## PROVIDED RECORDS

══════════════════════════════

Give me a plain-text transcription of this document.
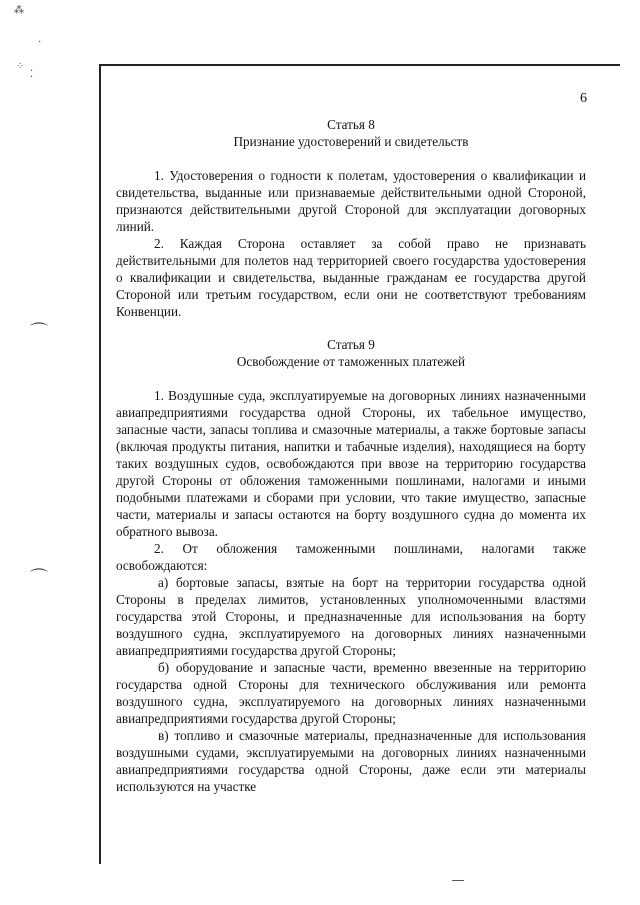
⁂
·
⁘
⁚
⌒
⌒
6
Статья 8
Признание удостоверений и свидетельств

1. Удостоверения о годности к полетам, удостоверения о квалификации и свидетельства, выданные или признаваемые действительными одной Стороной, признаются действительными другой Стороной для эксплуатации договорных линий.

2. Каждая Сторона оставляет за собой право не признавать действительными для полетов над территорией своего государства удостоверения о квалификации и свидетельства, выданные гражданам ее государства другой Стороной или третьим государством, если они не соответствуют требованиям Конвенции.

Статья 9
Освобождение от таможенных платежей

1. Воздушные суда, эксплуатируемые на договорных линиях назначенными авиапредприятиями государства одной Стороны, их табельное имущество, запасные части, запасы топлива и смазочные материалы, а также бортовые запасы (включая продукты питания, напитки и табачные изделия), находящиеся на борту таких воздушных судов, освобождаются при ввозе на территорию государства другой Стороны от обложения таможенными пошлинами, налогами и иными подобными платежами и сборами при условии, что такие имущество, запасные части, материалы и запасы остаются на борту воздушного судна до момента их обратного вывоза.

2. От обложения таможенными пошлинами, налогами также освобождаются:

а) бортовые запасы, взятые на борт на территории государства одной Стороны в пределах лимитов, установленных уполномоченными властями государства этой Стороны, и предназначенные для использования на борту воздушного судна, эксплуатируемого на договорных линиях назначенными авиапредприятиями государства другой Стороны;

б) оборудование и запасные части, временно ввезенные на территорию государства одной Стороны для технического обслуживания или ремонта воздушного судна, эксплуатируемого на договорных линиях назначенными авиапредприятиями государства другой Стороны;

в) топливо и смазочные материалы, предназначенные для использования воздушными судами, эксплуатируемыми на договорных линиях назначенными авиапредприятиями государства одной Стороны, даже если эти материалы используются на участке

══════════════════════════════

## EXERCISE DESCRIPTION
Say how many lines in the entries contain the string "бортовые", and leave out everything else.

## PROBLEM SOLUTION
2